**Task directions**
Give back the records below exactly, every one, with no pictures.

**Extracted information**
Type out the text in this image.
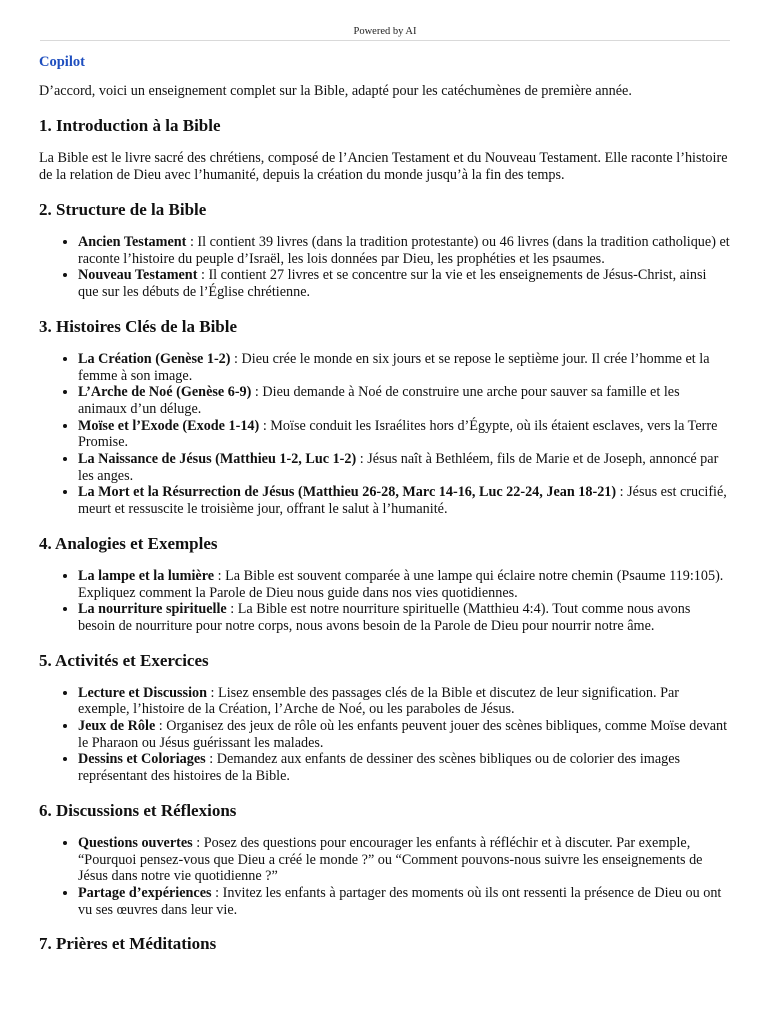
Powered by AI
Copilot

D’accord, voici un enseignement complet sur la Bible, adapté pour les catéchumènes de première année.

1. Introduction à la Bible

La Bible est le livre sacré des chrétiens, composé de l’Ancien Testament et du Nouveau Testament. Elle raconte l’histoire de la relation de Dieu avec l’humanité, depuis la création du monde jusqu’à la fin des temps.

2. Structure de la Bible
• Ancien Testament : Il contient 39 livres (dans la tradition protestante) ou 46 livres (dans la tradition catholique) et raconte l’histoire du peuple d’Israël, les lois données par Dieu, les prophéties et les psaumes.
• Nouveau Testament : Il contient 27 livres et se concentre sur la vie et les enseignements de Jésus-Christ, ainsi que sur les débuts de l’Église chrétienne.
3. Histoires Clés de la Bible
• La Création (Genèse 1-2) : Dieu crée le monde en six jours et se repose le septième jour. Il crée l’homme et la femme à son image.
• L’Arche de Noé (Genèse 6-9) : Dieu demande à Noé de construire une arche pour sauver sa famille et les animaux d’un déluge.
• Moïse et l’Exode (Exode 1-14) : Moïse conduit les Israélites hors d’Égypte, où ils étaient esclaves, vers la Terre Promise.
• La Naissance de Jésus (Matthieu 1-2, Luc 1-2) : Jésus naît à Bethléem, fils de Marie et de Joseph, annoncé par les anges.
• La Mort et la Résurrection de Jésus (Matthieu 26-28, Marc 14-16, Luc 22-24, Jean 18-21) : Jésus est crucifié, meurt et ressuscite le troisième jour, offrant le salut à l’humanité.
4. Analogies et Exemples
• La lampe et la lumière : La Bible est souvent comparée à une lampe qui éclaire notre chemin (Psaume 119:105). Expliquez comment la Parole de Dieu nous guide dans nos vies quotidiennes.
• La nourriture spirituelle : La Bible est notre nourriture spirituelle (Matthieu 4:4). Tout comme nous avons besoin de nourriture pour notre corps, nous avons besoin de la Parole de Dieu pour nourrir notre âme.
5. Activités et Exercices
• Lecture et Discussion : Lisez ensemble des passages clés de la Bible et discutez de leur signification. Par exemple, l’histoire de la Création, l’Arche de Noé, ou les paraboles de Jésus.
• Jeux de Rôle : Organisez des jeux de rôle où les enfants peuvent jouer des scènes bibliques, comme Moïse devant le Pharaon ou Jésus guérissant les malades.
• Dessins et Coloriages : Demandez aux enfants de dessiner des scènes bibliques ou de colorier des images représentant des histoires de la Bible.
6. Discussions et Réflexions
• Questions ouvertes : Posez des questions pour encourager les enfants à réfléchir et à discuter. Par exemple, “Pourquoi pensez-vous que Dieu a créé le monde ?” ou “Comment pouvons-nous suivre les enseignements de Jésus dans notre vie quotidienne ?”
• Partage d’expériences : Invitez les enfants à partager des moments où ils ont ressenti la présence de Dieu ou ont vu ses œuvres dans leur vie.
7. Prières et Méditations
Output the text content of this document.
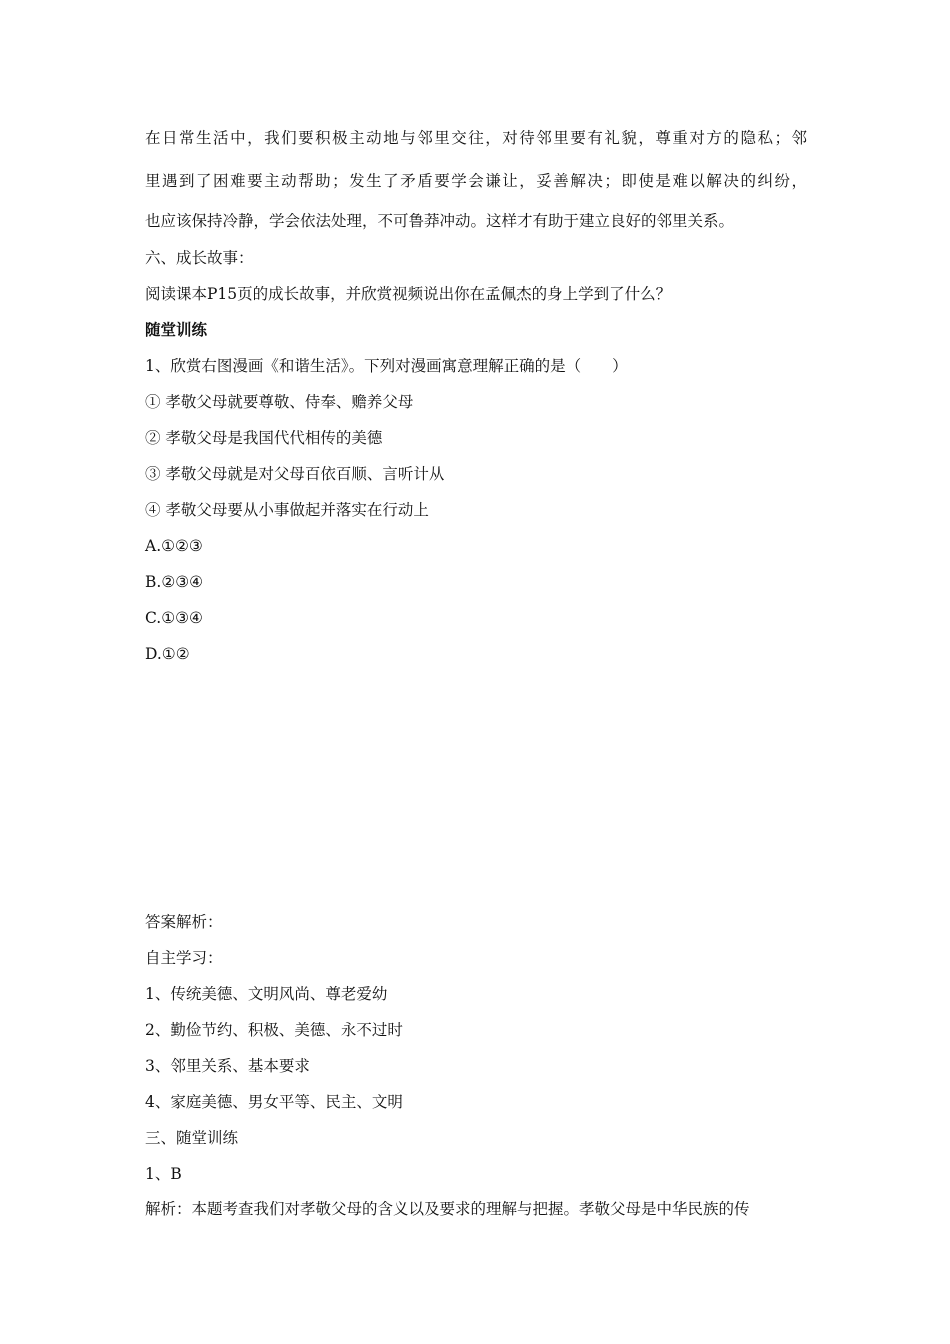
在日常生活中，我们要积极主动地与邻里交往，对待邻里要有礼貌，尊重对方的隐私；邻
里遇到了困难要主动帮助；发生了矛盾要学会谦让，妥善解决；即使是难以解决的纠纷，
也应该保持冷静，学会依法处理，不可鲁莽冲动。这样才有助于建立良好的邻里关系。
六、成长故事：
阅读课本P15页的成长故事，并欣赏视频说出你在孟佩杰的身上学到了什么？
随堂训练
1、欣赏右图漫画《和谐生活》。下列对漫画寓意理解正确的是（　　）
① 孝敬父母就要尊敬、侍奉、赡养父母
② 孝敬父母是我国代代相传的美德
③ 孝敬父母就是对父母百依百顺、言听计从
④ 孝敬父母要从小事做起并落实在行动上
A.①②③
B.②③④
C.①③④
D.①②
答案解析：
自主学习：
1、传统美德、文明风尚、尊老爱幼
2、勤俭节约、积极、美德、永不过时
3、邻里关系、基本要求
4、家庭美德、男女平等、民主、文明
三、随堂训练
1、B
解析：本题考查我们对孝敬父母的含义以及要求的理解与把握。孝敬父母是中华民族的传
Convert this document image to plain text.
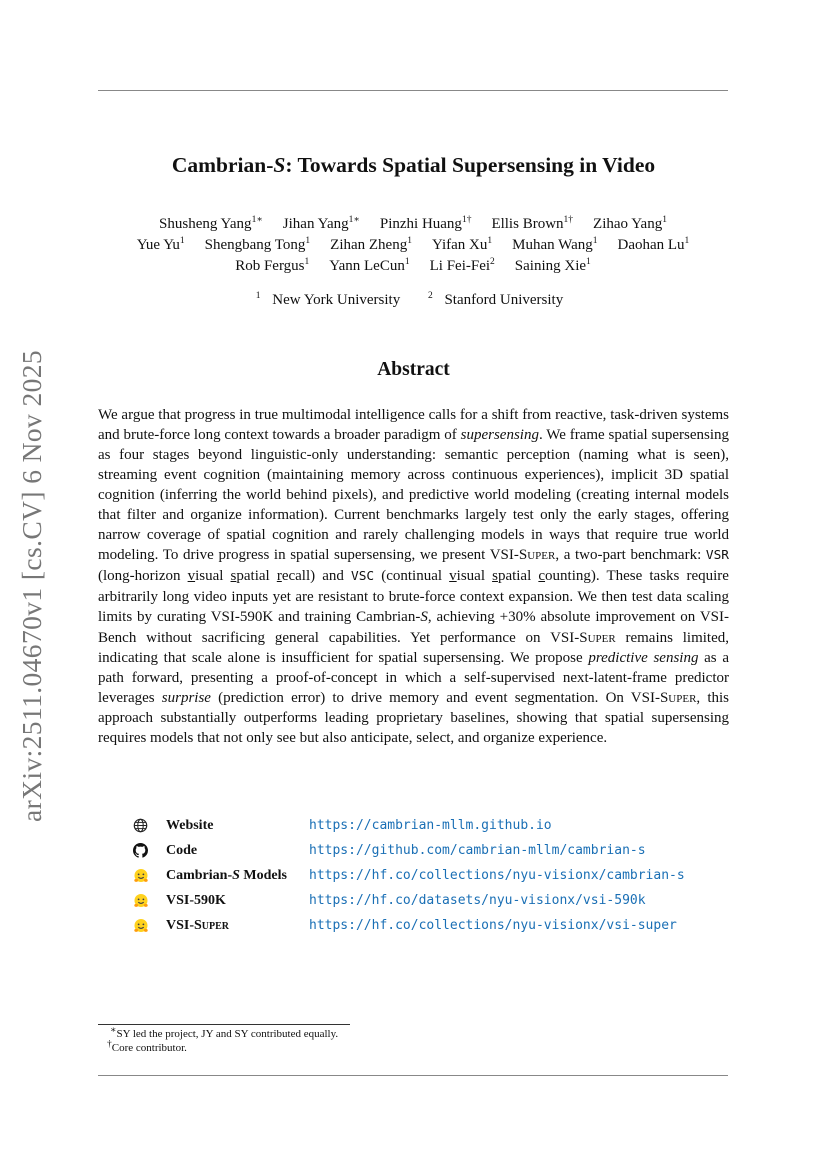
arXiv:2511.04670v1 [cs.CV] 6 Nov 2025
Cambrian-S: Towards Spatial Supersensing in Video
Shusheng Yang$^{1∗}$ Jihan Yang$^{1∗}$ Pinzhi Huang$^{1\dagger}$ Ellis Brown$^{1\dagger}$ Zihao Yang$^1$
Yue Yu$^1$ Shengbang Tong$^1$ Zihan Zheng$^1$ Yifan Xu$^1$ Muhan Wang$^1$ Daohan Lu$^1$
Rob Fergus$^1$ Yann LeCun$^1$ Li Fei-Fei$^2$ Saining Xie$^1$
$^1$ New York University	$^2$ Stanford University
Abstract

We argue that progress in true multimodal intelligence calls for a shift from reactive, task-driven systems and brute-force long context towards a broader paradigm of supersensing. We frame spatial supersensing as four stages beyond linguistic-only understanding: semantic perception (naming what is seen), streaming event cognition (maintaining memory across continuous experiences), implicit 3D spatial cognition (inferring the world behind pixels), and predictive world modeling (creating internal models that filter and organize information). Current benchmarks largely test only the early stages, offering narrow coverage of spatial cognition and rarely challenging models in ways that require true world modeling. To drive progress in spatial supersensing, we present VSI-Super, a two-part benchmark: VSR (long-horizon visual spatial recall) and VSC (continual visual spatial counting). These tasks require arbitrarily long video inputs yet are resistant to brute-force context expansion. We then test data scaling limits by curating VSI-590K and training Cambrian-S, achieving +30% absolute improvement on VSI-Bench without sacrificing general capabilities. Yet performance on VSI-Super remains limited, indicating that scale alone is insufficient for spatial supersensing. We propose predictive sensing as a path forward, presenting a proof-of-concept in which a self-supervised next-latent-frame predictor leverages surprise (prediction error) to drive memory and event segmentation. On VSI-Super, this approach substantially outperforms leading proprietary baselines, showing that spatial supersensing requires models that not only see but also anticipate, select, and organize experience.

Website	https://cambrian-mllm.github.io
Code	https://github.com/cambrian-mllm/cambrian-s
Cambrian-S Models	https://hf.co/collections/nyu-visionx/cambrian-s
VSI-590K	https://hf.co/datasets/nyu-visionx/vsi-590k
VSI-Super	https://hf.co/collections/nyu-visionx/vsi-super
∗SY led the project, JY and SY contributed equally.
†Core contributor.
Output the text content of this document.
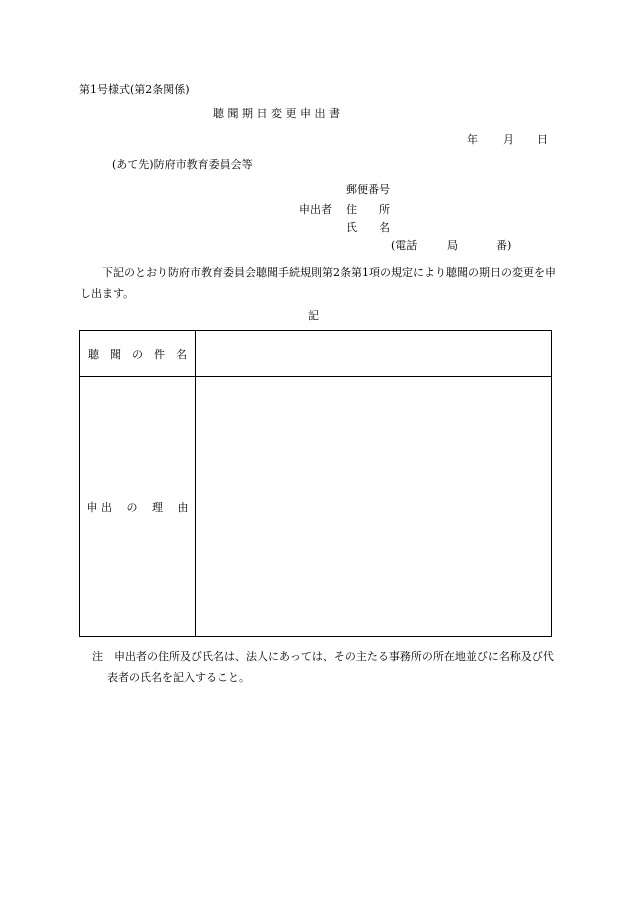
第1号様式(第2条関係)
聴 聞 期 日 変 更 申 出 書
年 月 日
(あて先)防府市教育委員会等
郵便番号
申出者 住　　所
氏　　名
(電話	局	番)
下記のとおり防府市教育委員会聴聞手続規則第2条第1項の規定により聴聞の期日の変更を申し出ます。
記
聴　聞　の　件　名	
申 出　 の　 理　 由	
注　申出者の住所及び氏名は、法人にあっては、その主たる事務所の所在地並びに名称及び代表者の氏名を記入すること。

**Complete output**
Type out the text in this image.
Powered by AI
Copilot

D’accord, voici un enseignement complet sur la Bible, adapté pour les catéchumènes de première année.

1. Introduction à la Bible

La Bible est le livre sacré des chrétiens, composé de l’Ancien Testament et du Nouveau Testament. Elle raconte l’histoire de la relation de Dieu avec l’humanité, depuis la création du monde jusqu’à la fin des temps.

2. Structure de la Bible
• Ancien Testament : Il contient 39 livres (dans la tradition protestante) ou 46 livres (dans la tradition catholique) et raconte l’histoire du peuple d’Israël, les lois données par Dieu, les prophéties et les psaumes.
• Nouveau Testament : Il contient 27 livres et se concentre sur la vie et les enseignements de Jésus-Christ, ainsi que sur les débuts de l’Église chrétienne.
3. Histoires Clés de la Bible
• La Création (Genèse 1-2) : Dieu crée le monde en six jours et se repose le septième jour. Il crée l’homme et la femme à son image.
• L’Arche de Noé (Genèse 6-9) : Dieu demande à Noé de construire une arche pour sauver sa famille et les animaux d’un déluge.
• Moïse et l’Exode (Exode 1-14) : Moïse conduit les Israélites hors d’Égypte, où ils étaient esclaves, vers la Terre Promise.
• La Naissance de Jésus (Matthieu 1-2, Luc 1-2) : Jésus naît à Bethléem, fils de Marie et de Joseph, annoncé par les anges.
• La Mort et la Résurrection de Jésus (Matthieu 26-28, Marc 14-16, Luc 22-24, Jean 18-21) : Jésus est crucifié, meurt et ressuscite le troisième jour, offrant le salut à l’humanité.
4. Analogies et Exemples
• La lampe et la lumière : La Bible est souvent comparée à une lampe qui éclaire notre chemin (Psaume 119:105). Expliquez comment la Parole de Dieu nous guide dans nos vies quotidiennes.
• La nourriture spirituelle : La Bible est notre nourriture spirituelle (Matthieu 4:4). Tout comme nous avons besoin de nourriture pour notre corps, nous avons besoin de la Parole de Dieu pour nourrir notre âme.
5. Activités et Exercices
• Lecture et Discussion : Lisez ensemble des passages clés de la Bible et discutez de leur signification. Par exemple, l’histoire de la Création, l’Arche de Noé, ou les paraboles de Jésus.
• Jeux de Rôle : Organisez des jeux de rôle où les enfants peuvent jouer des scènes bibliques, comme Moïse devant le Pharaon ou Jésus guérissant les malades.
• Dessins et Coloriages : Demandez aux enfants de dessiner des scènes bibliques ou de colorier des images représentant des histoires de la Bible.
6. Discussions et Réflexions
• Questions ouvertes : Posez des questions pour encourager les enfants à réfléchir et à discuter. Par exemple, “Pourquoi pensez-vous que Dieu a créé le monde ?” ou “Comment pouvons-nous suivre les enseignements de Jésus dans notre vie quotidienne ?”
• Partage d’expériences : Invitez les enfants à partager des moments où ils ont ressenti la présence de Dieu ou ont vu ses œuvres dans leur vie.
7. Prières et Méditations
Output the text content of this document.
在日常生活中，我们要积极主动地与邻里交往，对待邻里要有礼貌，尊重对方的隐私；邻
里遇到了困难要主动帮助；发生了矛盾要学会谦让，妥善解决；即使是难以解决的纠纷，
也应该保持冷静，学会依法处理，不可鲁莽冲动。这样才有助于建立良好的邻里关系。
六、成长故事：
阅读课本P15页的成长故事，并欣赏视频说出你在孟佩杰的身上学到了什么？
随堂训练
1、欣赏右图漫画《和谐生活》。下列对漫画寓意理解正确的是（　　）
① 孝敬父母就要尊敬、侍奉、赡养父母
② 孝敬父母是我国代代相传的美德
③ 孝敬父母就是对父母百依百顺、言听计从
④ 孝敬父母要从小事做起并落实在行动上
A.①②③
B.②③④
C.①③④
D.①②
答案解析：
自主学习：
1、传统美德、文明风尚、尊老爱幼
2、勤俭节约、积极、美德、永不过时
3、邻里关系、基本要求
4、家庭美德、男女平等、民主、文明
三、随堂训练
1、B
解析：本题考查我们对孝敬父母的含义以及要求的理解与把握。孝敬父母是中华民族的传
Convert this document image to plain text.
arXiv:2511.04670v1 [cs.CV] 6 Nov 2025
Cambrian-S: Towards Spatial Supersensing in Video
Shusheng Yang$^{1∗}$ Jihan Yang$^{1∗}$ Pinzhi Huang$^{1\dagger}$ Ellis Brown$^{1\dagger}$ Zihao Yang$^1$
Yue Yu$^1$ Shengbang Tong$^1$ Zihan Zheng$^1$ Yifan Xu$^1$ Muhan Wang$^1$ Daohan Lu$^1$
Rob Fergus$^1$ Yann LeCun$^1$ Li Fei-Fei$^2$ Saining Xie$^1$
$^1$ New York University	$^2$ Stanford University
Abstract

We argue that progress in true multimodal intelligence calls for a shift from reactive, task-driven systems and brute-force long context towards a broader paradigm of supersensing. We frame spatial supersensing as four stages beyond linguistic-only understanding: semantic perception (naming what is seen), streaming event cognition (maintaining memory across continuous experiences), implicit 3D spatial cognition (inferring the world behind pixels), and predictive world modeling (creating internal models that filter and organize information). Current benchmarks largely test only the early stages, offering narrow coverage of spatial cognition and rarely challenging models in ways that require true world modeling. To drive progress in spatial supersensing, we present VSI-Super, a two-part benchmark: VSR (long-horizon visual spatial recall) and VSC (continual visual spatial counting). These tasks require arbitrarily long video inputs yet are resistant to brute-force context expansion. We then test data scaling limits by curating VSI-590K and training Cambrian-S, achieving +30% absolute improvement on VSI-Bench without sacrificing general capabilities. Yet performance on VSI-Super remains limited, indicating that scale alone is insufficient for spatial supersensing. We propose predictive sensing as a path forward, presenting a proof-of-concept in which a self-supervised next-latent-frame predictor leverages surprise (prediction error) to drive memory and event segmentation. On VSI-Super, this approach substantially outperforms leading proprietary baselines, showing that spatial supersensing requires models that not only see but also anticipate, select, and organize experience.

Website	https://cambrian-mllm.github.io
Code	https://github.com/cambrian-mllm/cambrian-s
Cambrian-S Models	https://hf.co/collections/nyu-visionx/cambrian-s
VSI-590K	https://hf.co/datasets/nyu-visionx/vsi-590k
VSI-Super	https://hf.co/collections/nyu-visionx/vsi-super
∗SY led the project, JY and SY contributed equally.
†Core contributor.
Output the text content of this document.
第1号様式(第2条関係)
聴 聞 期 日 変 更 申 出 書
年 月 日
(あて先)防府市教育委員会等
郵便番号
申出者 住　　所
氏　　名
(電話	局	番)
下記のとおり防府市教育委員会聴聞手続規則第2条第1項の規定により聴聞の期日の変更を申し出ます。
記
聴　聞　の　件　名	
申 出　 の　 理　 由	
注　申出者の住所及び氏名は、法人にあっては、その主たる事務所の所在地並びに名称及び代表者の氏名を記入すること。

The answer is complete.